● **WRITTEN TASK**: Each line that follows should be printed again exactly as it stands.

● **GIVEN INFORMATION**:
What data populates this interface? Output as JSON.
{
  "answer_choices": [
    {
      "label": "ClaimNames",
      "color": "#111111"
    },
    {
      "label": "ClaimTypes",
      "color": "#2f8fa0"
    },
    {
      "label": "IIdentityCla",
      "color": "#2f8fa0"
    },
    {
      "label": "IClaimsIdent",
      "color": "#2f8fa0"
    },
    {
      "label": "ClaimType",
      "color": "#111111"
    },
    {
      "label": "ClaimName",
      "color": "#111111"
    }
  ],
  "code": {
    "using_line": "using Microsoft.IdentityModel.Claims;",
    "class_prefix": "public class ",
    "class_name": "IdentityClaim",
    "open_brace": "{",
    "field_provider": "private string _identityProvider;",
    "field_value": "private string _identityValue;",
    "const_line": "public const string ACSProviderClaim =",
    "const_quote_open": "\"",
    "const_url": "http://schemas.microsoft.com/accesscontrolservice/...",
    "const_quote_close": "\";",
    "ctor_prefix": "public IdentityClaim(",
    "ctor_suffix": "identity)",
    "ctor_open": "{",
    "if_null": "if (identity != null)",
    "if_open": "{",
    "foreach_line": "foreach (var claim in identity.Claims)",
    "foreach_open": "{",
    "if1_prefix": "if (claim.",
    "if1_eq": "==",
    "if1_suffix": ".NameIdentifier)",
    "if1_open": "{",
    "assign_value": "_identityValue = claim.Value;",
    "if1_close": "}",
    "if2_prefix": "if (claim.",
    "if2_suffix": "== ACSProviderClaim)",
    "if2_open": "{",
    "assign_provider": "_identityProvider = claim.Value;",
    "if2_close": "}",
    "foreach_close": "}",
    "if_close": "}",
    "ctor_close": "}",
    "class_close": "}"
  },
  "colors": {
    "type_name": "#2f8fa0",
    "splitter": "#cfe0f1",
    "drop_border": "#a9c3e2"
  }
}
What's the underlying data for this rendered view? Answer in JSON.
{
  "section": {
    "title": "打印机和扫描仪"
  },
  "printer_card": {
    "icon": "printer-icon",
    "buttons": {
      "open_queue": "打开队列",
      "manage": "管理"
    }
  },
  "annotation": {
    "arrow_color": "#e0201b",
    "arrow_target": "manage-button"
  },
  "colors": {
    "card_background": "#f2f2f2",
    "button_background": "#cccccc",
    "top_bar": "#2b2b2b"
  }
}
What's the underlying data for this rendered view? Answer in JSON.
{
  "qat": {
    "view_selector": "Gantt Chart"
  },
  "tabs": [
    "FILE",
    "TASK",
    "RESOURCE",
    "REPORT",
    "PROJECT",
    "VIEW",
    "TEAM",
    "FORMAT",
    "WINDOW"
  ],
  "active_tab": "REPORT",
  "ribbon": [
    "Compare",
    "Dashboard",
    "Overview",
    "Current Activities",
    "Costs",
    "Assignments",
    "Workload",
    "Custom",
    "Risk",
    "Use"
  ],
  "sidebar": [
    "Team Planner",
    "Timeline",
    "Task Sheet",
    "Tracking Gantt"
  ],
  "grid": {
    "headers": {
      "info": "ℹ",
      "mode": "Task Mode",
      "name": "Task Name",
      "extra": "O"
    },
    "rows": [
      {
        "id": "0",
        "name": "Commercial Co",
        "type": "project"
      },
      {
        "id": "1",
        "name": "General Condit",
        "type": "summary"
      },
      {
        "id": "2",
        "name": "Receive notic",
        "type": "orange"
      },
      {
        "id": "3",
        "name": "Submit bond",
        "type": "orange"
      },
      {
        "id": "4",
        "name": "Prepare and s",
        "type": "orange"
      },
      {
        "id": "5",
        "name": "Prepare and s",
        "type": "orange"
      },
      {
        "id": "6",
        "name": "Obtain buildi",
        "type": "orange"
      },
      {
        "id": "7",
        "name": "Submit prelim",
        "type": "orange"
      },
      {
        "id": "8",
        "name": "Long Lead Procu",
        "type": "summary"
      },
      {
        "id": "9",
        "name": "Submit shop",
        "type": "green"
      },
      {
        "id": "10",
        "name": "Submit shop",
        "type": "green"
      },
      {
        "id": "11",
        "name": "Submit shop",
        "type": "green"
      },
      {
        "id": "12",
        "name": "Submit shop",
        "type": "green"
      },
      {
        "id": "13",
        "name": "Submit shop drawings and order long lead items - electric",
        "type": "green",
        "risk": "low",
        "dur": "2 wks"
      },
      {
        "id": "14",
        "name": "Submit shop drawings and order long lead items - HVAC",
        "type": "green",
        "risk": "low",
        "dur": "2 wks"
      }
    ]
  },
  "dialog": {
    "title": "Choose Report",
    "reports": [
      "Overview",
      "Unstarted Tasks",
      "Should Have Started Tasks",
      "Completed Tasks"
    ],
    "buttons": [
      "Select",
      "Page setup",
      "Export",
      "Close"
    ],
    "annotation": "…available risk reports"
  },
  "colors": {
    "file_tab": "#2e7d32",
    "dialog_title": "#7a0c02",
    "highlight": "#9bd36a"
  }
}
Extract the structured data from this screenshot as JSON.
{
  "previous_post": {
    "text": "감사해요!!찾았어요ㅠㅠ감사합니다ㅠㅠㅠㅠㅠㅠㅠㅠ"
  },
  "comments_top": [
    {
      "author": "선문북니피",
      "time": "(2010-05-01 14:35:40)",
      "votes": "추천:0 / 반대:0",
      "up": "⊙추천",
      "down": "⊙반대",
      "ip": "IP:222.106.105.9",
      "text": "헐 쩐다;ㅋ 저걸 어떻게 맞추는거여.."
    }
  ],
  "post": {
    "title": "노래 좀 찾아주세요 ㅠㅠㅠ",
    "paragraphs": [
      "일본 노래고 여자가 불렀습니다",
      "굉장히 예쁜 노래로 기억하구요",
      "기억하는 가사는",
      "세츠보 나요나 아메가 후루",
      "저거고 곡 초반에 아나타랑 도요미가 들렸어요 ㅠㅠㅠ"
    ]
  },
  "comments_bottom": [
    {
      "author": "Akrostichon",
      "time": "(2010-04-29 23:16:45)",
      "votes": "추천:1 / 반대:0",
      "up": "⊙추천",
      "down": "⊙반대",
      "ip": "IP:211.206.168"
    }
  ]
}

● **TASK RESULT**:
What data populates this interface? Output as JSON.
{
  "answer_choices": [
    {
      "label": "ClaimNames",
      "color": "#111111"
    },
    {
      "label": "ClaimTypes",
      "color": "#2f8fa0"
    },
    {
      "label": "IIdentityCla",
      "color": "#2f8fa0"
    },
    {
      "label": "IClaimsIdent",
      "color": "#2f8fa0"
    },
    {
      "label": "ClaimType",
      "color": "#111111"
    },
    {
      "label": "ClaimName",
      "color": "#111111"
    }
  ],
  "code": {
    "using_line": "using Microsoft.IdentityModel.Claims;",
    "class_prefix": "public class ",
    "class_name": "IdentityClaim",
    "open_brace": "{",
    "field_provider": "private string _identityProvider;",
    "field_value": "private string _identityValue;",
    "const_line": "public const string ACSProviderClaim =",
    "const_quote_open": "\"",
    "const_url": "http://schemas.microsoft.com/accesscontrolservice/...",
    "const_quote_close": "\";",
    "ctor_prefix": "public IdentityClaim(",
    "ctor_suffix": "identity)",
    "ctor_open": "{",
    "if_null": "if (identity != null)",
    "if_open": "{",
    "foreach_line": "foreach (var claim in identity.Claims)",
    "foreach_open": "{",
    "if1_prefix": "if (claim.",
    "if1_eq": "==",
    "if1_suffix": ".NameIdentifier)",
    "if1_open": "{",
    "assign_value": "_identityValue = claim.Value;",
    "if1_close": "}",
    "if2_prefix": "if (claim.",
    "if2_suffix": "== ACSProviderClaim)",
    "if2_open": "{",
    "assign_provider": "_identityProvider = claim.Value;",
    "if2_close": "}",
    "foreach_close": "}",
    "if_close": "}",
    "ctor_close": "}",
    "class_close": "}"
  },
  "colors": {
    "type_name": "#2f8fa0",
    "splitter": "#cfe0f1",
    "drop_border": "#a9c3e2"
  }
}
What's the underlying data for this rendered view? Answer in JSON.
{
  "section": {
    "title": "打印机和扫描仪"
  },
  "printer_card": {
    "icon": "printer-icon",
    "buttons": {
      "open_queue": "打开队列",
      "manage": "管理"
    }
  },
  "annotation": {
    "arrow_color": "#e0201b",
    "arrow_target": "manage-button"
  },
  "colors": {
    "card_background": "#f2f2f2",
    "button_background": "#cccccc",
    "top_bar": "#2b2b2b"
  }
}
What's the underlying data for this rendered view? Answer in JSON.
{
  "qat": {
    "view_selector": "Gantt Chart"
  },
  "tabs": [
    "FILE",
    "TASK",
    "RESOURCE",
    "REPORT",
    "PROJECT",
    "VIEW",
    "TEAM",
    "FORMAT",
    "WINDOW"
  ],
  "active_tab": "REPORT",
  "ribbon": [
    "Compare",
    "Dashboard",
    "Overview",
    "Current Activities",
    "Costs",
    "Assignments",
    "Workload",
    "Custom",
    "Risk",
    "Use"
  ],
  "sidebar": [
    "Team Planner",
    "Timeline",
    "Task Sheet",
    "Tracking Gantt"
  ],
  "grid": {
    "headers": {
      "info": "ℹ",
      "mode": "Task Mode",
      "name": "Task Name",
      "extra": "O"
    },
    "rows": [
      {
        "id": "0",
        "name": "Commercial Co",
        "type": "project"
      },
      {
        "id": "1",
        "name": "General Condit",
        "type": "summary"
      },
      {
        "id": "2",
        "name": "Receive notic",
        "type": "orange"
      },
      {
        "id": "3",
        "name": "Submit bond",
        "type": "orange"
      },
      {
        "id": "4",
        "name": "Prepare and s",
        "type": "orange"
      },
      {
        "id": "5",
        "name": "Prepare and s",
        "type": "orange"
      },
      {
        "id": "6",
        "name": "Obtain buildi",
        "type": "orange"
      },
      {
        "id": "7",
        "name": "Submit prelim",
        "type": "orange"
      },
      {
        "id": "8",
        "name": "Long Lead Procu",
        "type": "summary"
      },
      {
        "id": "9",
        "name": "Submit shop",
        "type": "green"
      },
      {
        "id": "10",
        "name": "Submit shop",
        "type": "green"
      },
      {
        "id": "11",
        "name": "Submit shop",
        "type": "green"
      },
      {
        "id": "12",
        "name": "Submit shop",
        "type": "green"
      },
      {
        "id": "13",
        "name": "Submit shop drawings and order long lead items - electric",
        "type": "green",
        "risk": "low",
        "dur": "2 wks"
      },
      {
        "id": "14",
        "name": "Submit shop drawings and order long lead items - HVAC",
        "type": "green",
        "risk": "low",
        "dur": "2 wks"
      }
    ]
  },
  "dialog": {
    "title": "Choose Report",
    "reports": [
      "Overview",
      "Unstarted Tasks",
      "Should Have Started Tasks",
      "Completed Tasks"
    ],
    "buttons": [
      "Select",
      "Page setup",
      "Export",
      "Close"
    ],
    "annotation": "…available risk reports"
  },
  "colors": {
    "file_tab": "#2e7d32",
    "dialog_title": "#7a0c02",
    "highlight": "#9bd36a"
  }
}
Extract the structured data from this screenshot as JSON.
{
  "previous_post": {
    "text": "감사해요!!찾았어요ㅠㅠ감사합니다ㅠㅠㅠㅠㅠㅠㅠㅠ"
  },
  "comments_top": [
    {
      "author": "선문북니피",
      "time": "(2010-05-01 14:35:40)",
      "votes": "추천:0 / 반대:0",
      "up": "⊙추천",
      "down": "⊙반대",
      "ip": "IP:222.106.105.9",
      "text": "헐 쩐다;ㅋ 저걸 어떻게 맞추는거여.."
    }
  ],
  "post": {
    "title": "노래 좀 찾아주세요 ㅠㅠㅠ",
    "paragraphs": [
      "일본 노래고 여자가 불렀습니다",
      "굉장히 예쁜 노래로 기억하구요",
      "기억하는 가사는",
      "세츠보 나요나 아메가 후루",
      "저거고 곡 초반에 아나타랑 도요미가 들렸어요 ㅠㅠㅠ"
    ]
  },
  "comments_bottom": [
    {
      "author": "Akrostichon",
      "time": "(2010-04-29 23:16:45)",
      "votes": "추천:1 / 반대:0",
      "up": "⊙추천",
      "down": "⊙반대",
      "ip": "IP:211.206.168"
    }
  ]
}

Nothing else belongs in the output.